SHORT EXERCISE » Please format the lines between the one containing "page-title-text: Text 2" and the one containing "Extract all elements", inclusive, as a JSON list of strings, one string per line, leaving out any blank lines.

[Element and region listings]

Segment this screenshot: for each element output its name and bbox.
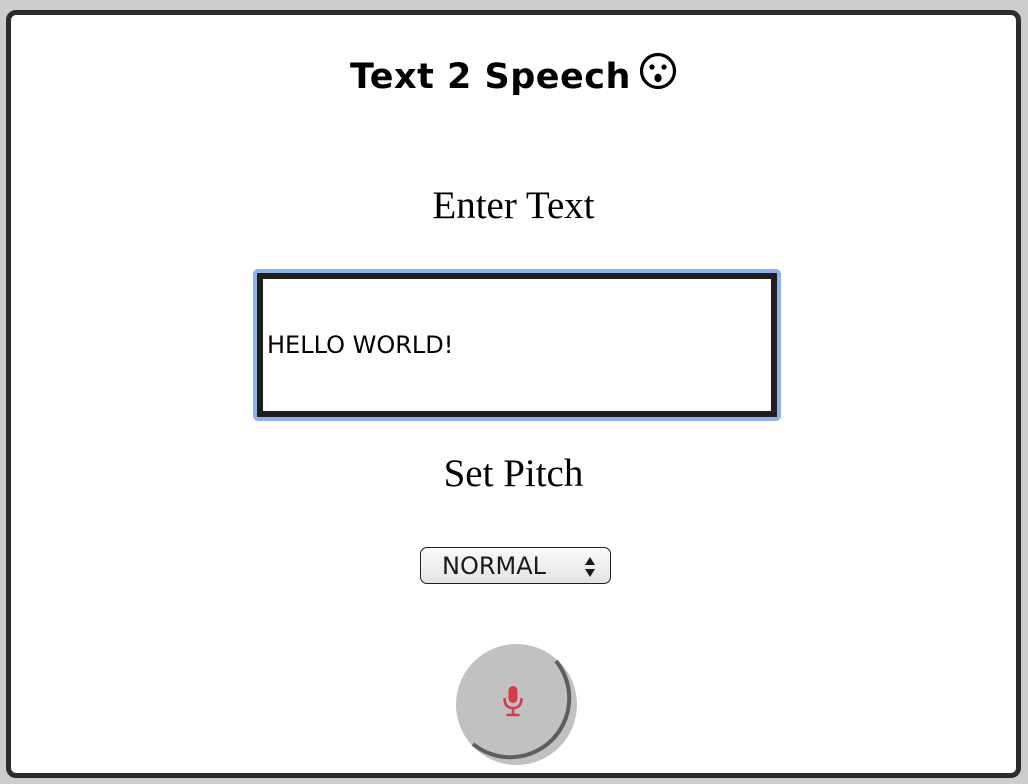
page-title-text: Text 2 Speech	[350, 57, 631, 97]
set-pitch-label: Set Pitch	[443, 452, 584, 495]
pitch-select[interactable]: NORMAL	[420, 547, 611, 584]
select-arrows-icon	[584, 556, 596, 583]
microphone-icon	[502, 684, 524, 723]
pitch-select-value: NORMAL	[442, 552, 547, 580]
enter-text-label: Enter Text	[432, 184, 595, 227]
text-input[interactable]	[257, 273, 777, 417]
page-title: Text 2 Speech	[11, 52, 1016, 99]
app-card: Text 2 Speech Enter Text Set Pitch NORMA…	[6, 10, 1021, 778]
surprised-face-icon	[639, 52, 677, 99]
record-button[interactable]	[456, 644, 577, 765]
text-input-focus-ring	[253, 269, 781, 421]
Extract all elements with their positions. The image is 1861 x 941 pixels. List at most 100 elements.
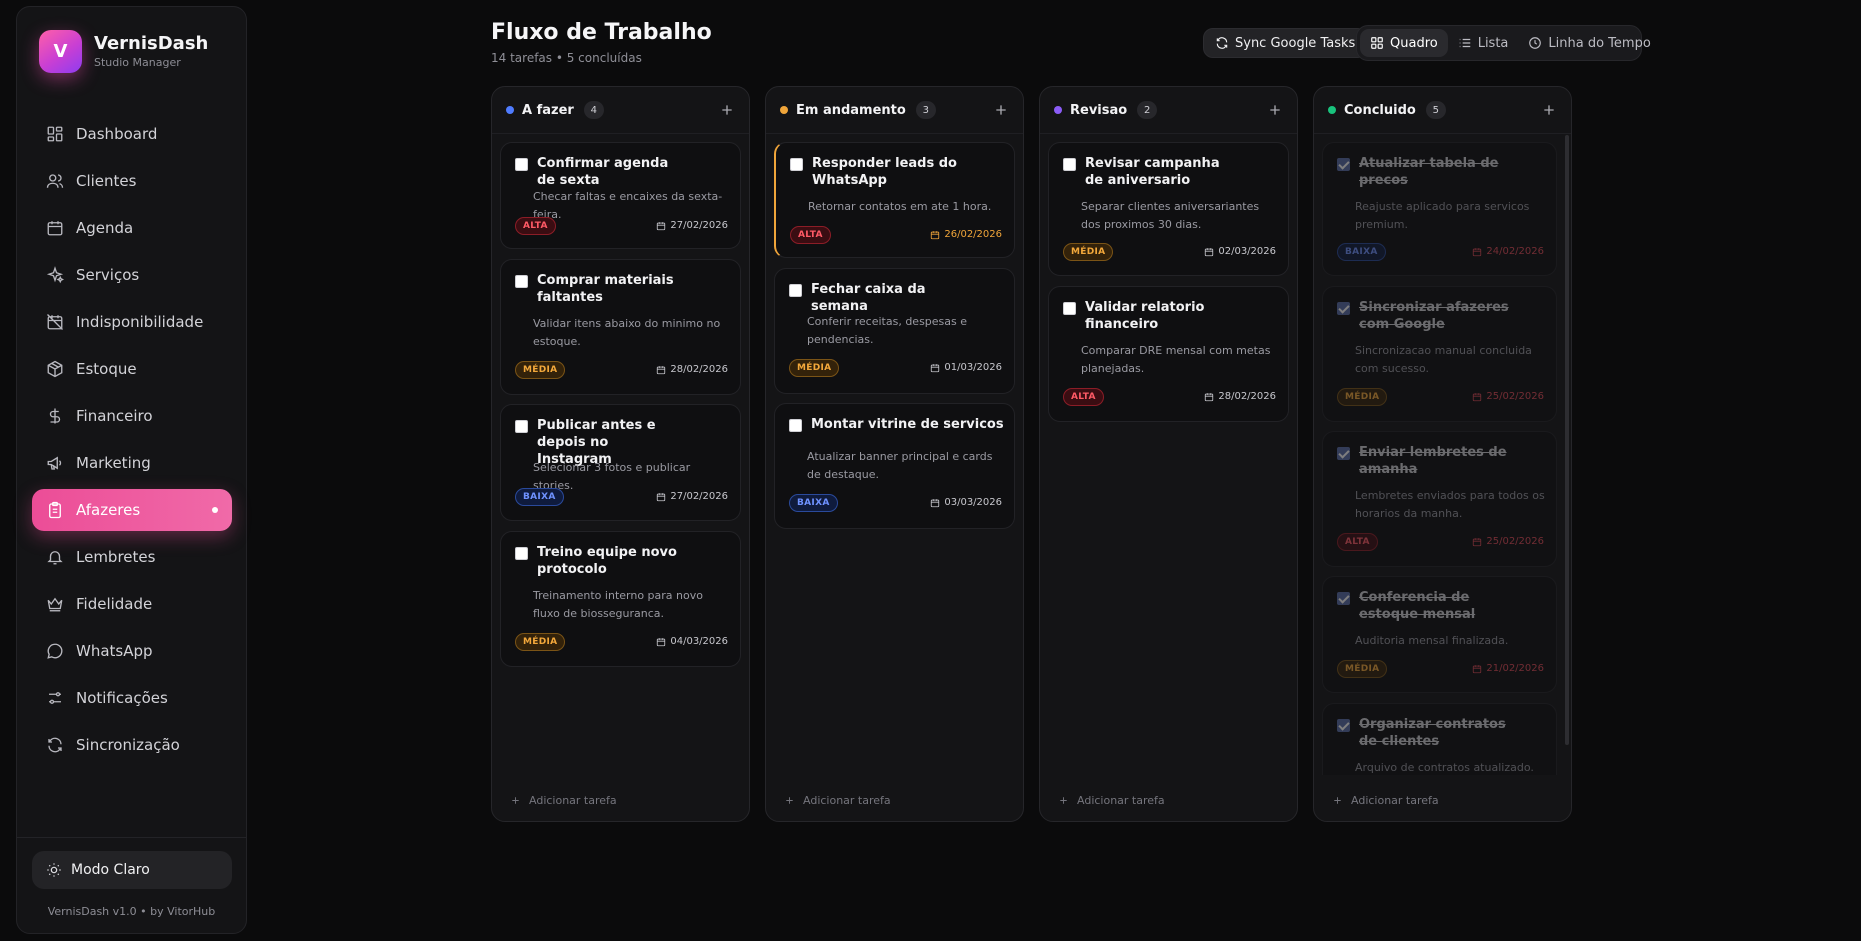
sidebar-item-clientes[interactable]: Clientes (32, 160, 232, 202)
theme-toggle-label: Modo Claro (71, 862, 150, 878)
task-card[interactable]: Enviar lembretes de amanha Lembretes env… (1322, 431, 1557, 567)
view-quadro-button[interactable]: Quadro (1360, 29, 1448, 57)
column-header: A fazer 4 (492, 87, 749, 134)
due-date: 26/02/2026 (930, 229, 1002, 240)
task-description: Atualizar banner principal e cards de de… (807, 450, 993, 481)
task-card[interactable]: Sincronizar afazeres com Google Sincroni… (1322, 286, 1557, 422)
task-description: Checar faltas e encaixes da sexta-feira. (533, 190, 723, 221)
sidebar-item-label: Estoque (76, 360, 137, 378)
column-body: Responder leads do WhatsApp Retornar con… (774, 142, 1015, 775)
column-header: Concluido 5 (1314, 87, 1571, 134)
task-checkbox[interactable] (1337, 719, 1350, 732)
due-date-text: 03/03/2026 (944, 497, 1002, 508)
task-card[interactable]: Validar relatorio financeiro Comparar DR… (1048, 286, 1289, 422)
view-lista-button[interactable]: Lista (1448, 29, 1519, 57)
plus-icon[interactable] (993, 102, 1009, 118)
task-checkbox[interactable] (790, 158, 803, 171)
task-description: Selecionar 3 fotos e publicar stories. (533, 461, 691, 492)
priority-badge: MÉDIA (515, 633, 566, 651)
task-card[interactable]: Publicar antes e depois no Instagram Sel… (500, 404, 741, 521)
plus-icon[interactable] (1541, 102, 1557, 118)
column-scrollbar[interactable] (1565, 135, 1569, 745)
column-revisao: Revisao 2 Revisar campanha de aniversari… (1039, 86, 1298, 822)
column-count-badge: 4 (583, 101, 604, 119)
grid-icon (47, 126, 63, 142)
task-checkbox[interactable] (1063, 302, 1076, 315)
package-icon (47, 360, 63, 378)
task-card[interactable]: Comprar materiais faltantes Validar iten… (500, 259, 741, 395)
plus-icon[interactable] (1267, 102, 1283, 118)
add-task-button[interactable]: Adicionar tarefa (784, 794, 891, 807)
task-checkbox[interactable] (515, 547, 528, 560)
refresh-icon (1216, 37, 1228, 49)
due-date: 28/02/2026 (1204, 391, 1276, 402)
calendar-icon (1473, 247, 1482, 256)
sidebar-item-dashboard[interactable]: Dashboard (32, 113, 232, 155)
view-switcher: Quadro Lista Linha do Tempo (1356, 25, 1651, 61)
task-checkbox[interactable] (1337, 447, 1350, 460)
due-date: 25/02/2026 (1472, 391, 1544, 402)
task-checkbox[interactable] (1337, 158, 1350, 171)
task-card[interactable]: Montar vitrine de servicos Atualizar ban… (774, 403, 1015, 529)
task-card[interactable]: Conferencia de estoque mensal Auditoria … (1322, 576, 1557, 693)
priority-badge: MÉDIA (1337, 388, 1388, 406)
task-checkbox[interactable] (515, 158, 528, 171)
sidebar-item-marketing[interactable]: Marketing (32, 442, 232, 484)
calendar-icon (1473, 537, 1482, 546)
view-timeline-button[interactable]: Linha do Tempo (1518, 29, 1660, 57)
due-date: 21/02/2026 (1472, 663, 1544, 674)
status-dot (506, 106, 514, 114)
task-checkbox[interactable] (789, 419, 802, 432)
due-date: 27/02/2026 (656, 220, 728, 231)
sidebar-item-agenda[interactable]: Agenda (32, 207, 232, 249)
add-task-button[interactable]: Adicionar tarefa (1058, 794, 1165, 807)
task-card[interactable]: Atualizar tabela de precos Reajuste apli… (1322, 142, 1557, 276)
sidebar-divider (17, 837, 246, 838)
task-description: Arquivo de contratos atualizado. (1355, 761, 1534, 774)
task-card[interactable]: Organizar contratos de clientes Arquivo … (1322, 703, 1557, 775)
task-card[interactable]: Confirmar agenda de sexta Checar faltas … (500, 142, 741, 249)
task-checkbox[interactable] (515, 420, 528, 433)
task-checkbox[interactable] (1063, 158, 1076, 171)
priority-badge: MÉDIA (1063, 243, 1114, 261)
task-card[interactable]: Revisar campanha de aniversario Separar … (1048, 142, 1289, 276)
sidebar-item-sincronizacao[interactable]: Sincronização (32, 724, 232, 766)
calendar-off-icon (47, 314, 63, 330)
plus-icon[interactable] (719, 102, 735, 118)
brand-subtitle: Studio Manager (94, 56, 181, 69)
task-checkbox[interactable] (789, 284, 802, 297)
task-description: Reajuste aplicado para servicos premium. (1355, 200, 1530, 231)
sidebar-item-notificacoes[interactable]: Notificações (32, 677, 232, 719)
sidebar-item-label: Financeiro (76, 407, 153, 425)
task-checkbox[interactable] (515, 275, 528, 288)
brand[interactable]: V VernisDash Studio Manager (39, 30, 208, 73)
add-task-button[interactable]: Adicionar tarefa (510, 794, 617, 807)
brand-logo: V (39, 30, 82, 73)
column-title: A fazer (522, 102, 574, 118)
task-title: Sincronizar afazeres com Google (1359, 300, 1509, 332)
task-card[interactable]: Responder leads do WhatsApp Retornar con… (774, 142, 1015, 258)
column-header: Revisao 2 (1040, 87, 1297, 134)
task-card[interactable]: Treino equipe novo protocolo Treinamento… (500, 531, 741, 667)
sidebar-item-fidelidade[interactable]: Fidelidade (32, 583, 232, 625)
sync-google-tasks-button[interactable]: Sync Google Tasks (1203, 28, 1368, 58)
task-checkbox[interactable] (1337, 302, 1350, 315)
sidebar-item-lembretes[interactable]: Lembretes (32, 536, 232, 578)
task-description: Sincronizacao manual concluida com suces… (1355, 344, 1532, 375)
sidebar-item-label: Afazeres (76, 501, 141, 519)
sidebar-item-estoque[interactable]: Estoque (32, 348, 232, 390)
sidebar-item-servicos[interactable]: Serviços (32, 254, 232, 296)
sidebar-item-afazeres[interactable]: Afazeres (32, 489, 232, 531)
task-checkbox[interactable] (1337, 592, 1350, 605)
sidebar-item-whatsapp[interactable]: WhatsApp (32, 630, 232, 672)
sidebar-item-label: Clientes (76, 172, 137, 190)
due-date: 28/02/2026 (656, 364, 728, 375)
sidebar-item-indisponibilidade[interactable]: Indisponibilidade (32, 301, 232, 343)
theme-toggle-button[interactable]: Modo Claro (32, 851, 232, 889)
due-date-text: 21/02/2026 (1486, 663, 1544, 674)
sidebar-item-label: Fidelidade (76, 595, 153, 613)
add-task-button[interactable]: Adicionar tarefa (1332, 794, 1439, 807)
task-card[interactable]: Fechar caixa da semana Conferir receitas… (774, 268, 1015, 394)
sidebar-item-financeiro[interactable]: Financeiro (32, 395, 232, 437)
priority-badge: ALTA (790, 226, 831, 244)
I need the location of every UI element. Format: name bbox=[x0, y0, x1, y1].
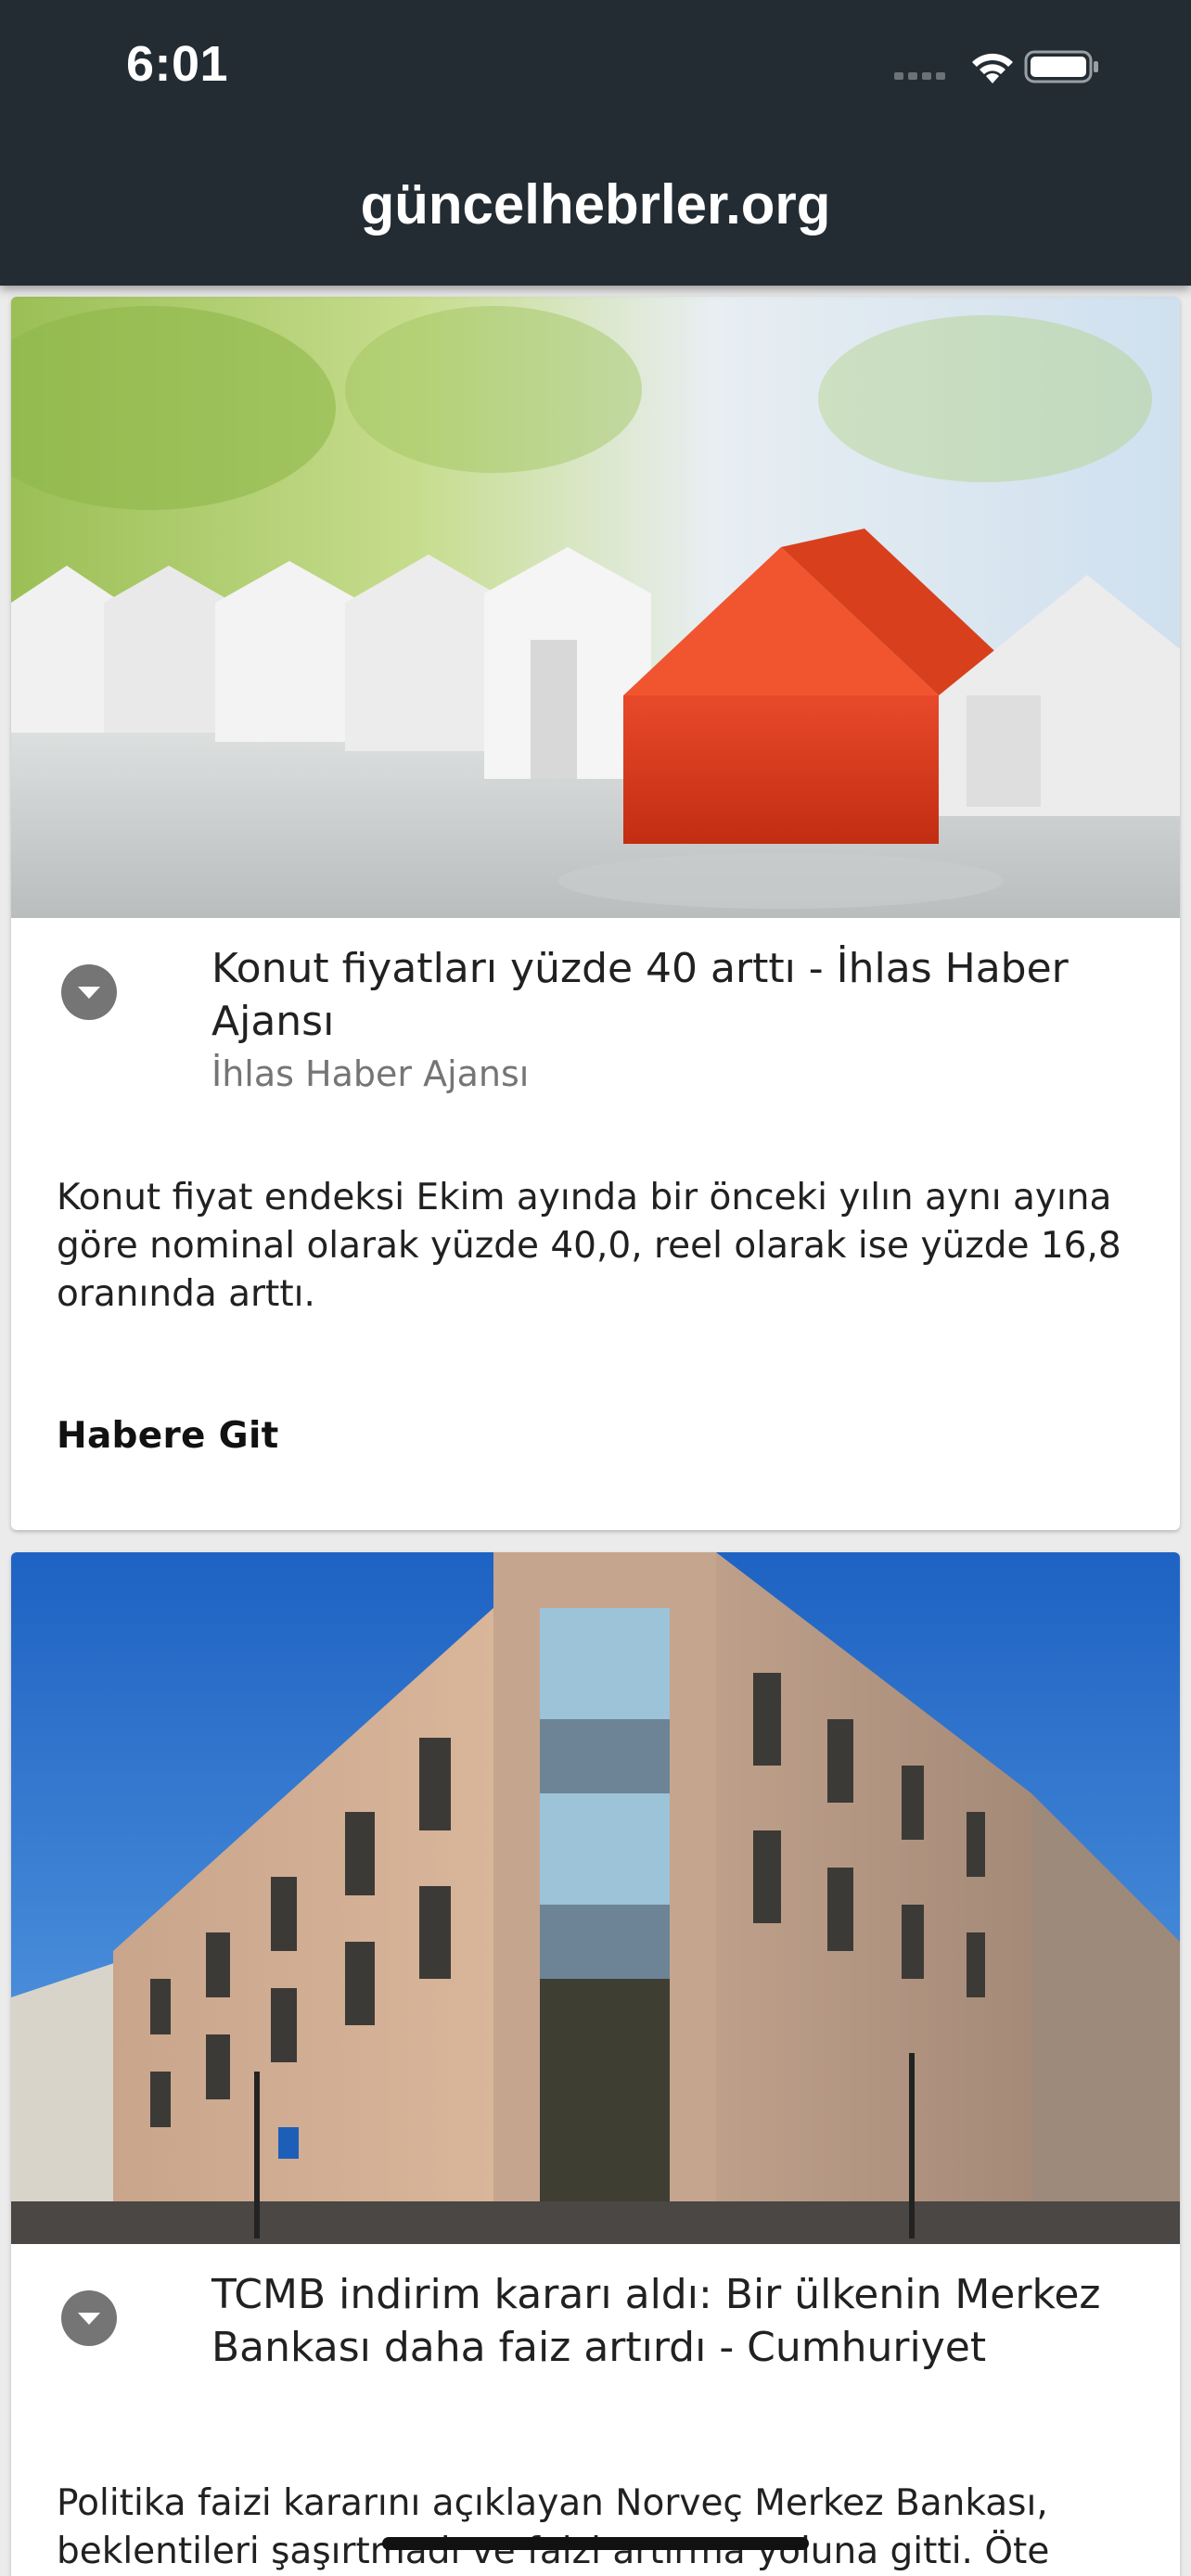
card-title[interactable]: Konut fiyatları yüzde 40 arttı - İhlas H… bbox=[211, 942, 1148, 1048]
news-image-houses[interactable] bbox=[11, 297, 1180, 918]
app-bar: 6:01 güncelhebrler.org bbox=[0, 0, 1191, 286]
expand-more-icon[interactable] bbox=[61, 2290, 117, 2346]
card-source: İhlas Haber Ajansı bbox=[211, 1053, 530, 1094]
go-to-article-button[interactable]: Habere Git bbox=[57, 1415, 279, 1457]
home-indicator[interactable] bbox=[382, 2537, 809, 2550]
news-card: TCMB indirim kararı aldı: Bir ülkenin Me… bbox=[11, 1552, 1180, 2576]
news-card: Konut fiyatları yüzde 40 arttı - İhlas H… bbox=[11, 297, 1180, 1530]
battery-icon bbox=[1024, 50, 1098, 83]
card-description: Konut fiyat endeksi Ekim ayında bir önce… bbox=[57, 1177, 1121, 1315]
card-header: Konut fiyatları yüzde 40 arttı - İhlas H… bbox=[11, 918, 1180, 1131]
cellular-signal-icon bbox=[894, 72, 945, 80]
news-image-bank-building[interactable] bbox=[11, 1552, 1180, 2244]
expand-more-icon[interactable] bbox=[61, 964, 117, 1020]
card-description: Politika faizi kararını açıklayan Norveç… bbox=[57, 2482, 1050, 2572]
app-title: güncelhebrler.org bbox=[360, 173, 831, 236]
news-feed[interactable]: Konut fiyatları yüzde 40 arttı - İhlas H… bbox=[0, 286, 1191, 2576]
wifi-icon bbox=[972, 53, 1013, 83]
status-time: 6:01 bbox=[126, 36, 229, 92]
card-title[interactable]: TCMB indirim kararı aldı: Bir ülkenin Me… bbox=[211, 2268, 1148, 2374]
status-icons bbox=[894, 48, 1117, 85]
card-header: TCMB indirim kararı aldı: Bir ülkenin Me… bbox=[11, 2244, 1180, 2457]
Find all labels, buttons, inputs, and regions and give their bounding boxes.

EXERCISE ANSWER »
[
  "page-title-text: Text 2 Speech\t[350, 57, 631, 97]",
  "set-pitch-label: Set Pitch\t[443, 452, 584, 495]",
  "pitch-select[interactable]: NORMAL\t[420, 547, 611, 584]",
  "select-arrows-icon\t[584, 556, 596, 583]",
  "microphone-icon\t[502, 684, 524, 723]",
  "pitch-select-value: NORMAL\t[442, 552, 547, 580]",
  "enter-text-label: Enter Text\t[432, 184, 595, 227]",
  "text-input[interactable]\t[257, 273, 777, 417]",
  "page-title: Text 2 Speech\t[11, 52, 1016, 99]",
  "app-card: Text 2 Speech Enter Text Set Pitch NORMA…\t[6, 10, 1021, 778]",
  "surprised-face-icon\t[639, 52, 677, 99]",
  "record-button[interactable]\t[456, 644, 577, 765]",
  "text-input-focus-ring\t[253, 269, 781, 421]",
  "Extract all elements with their positions. The image is 1861 x 941 pixels. List at most 100 elements."
]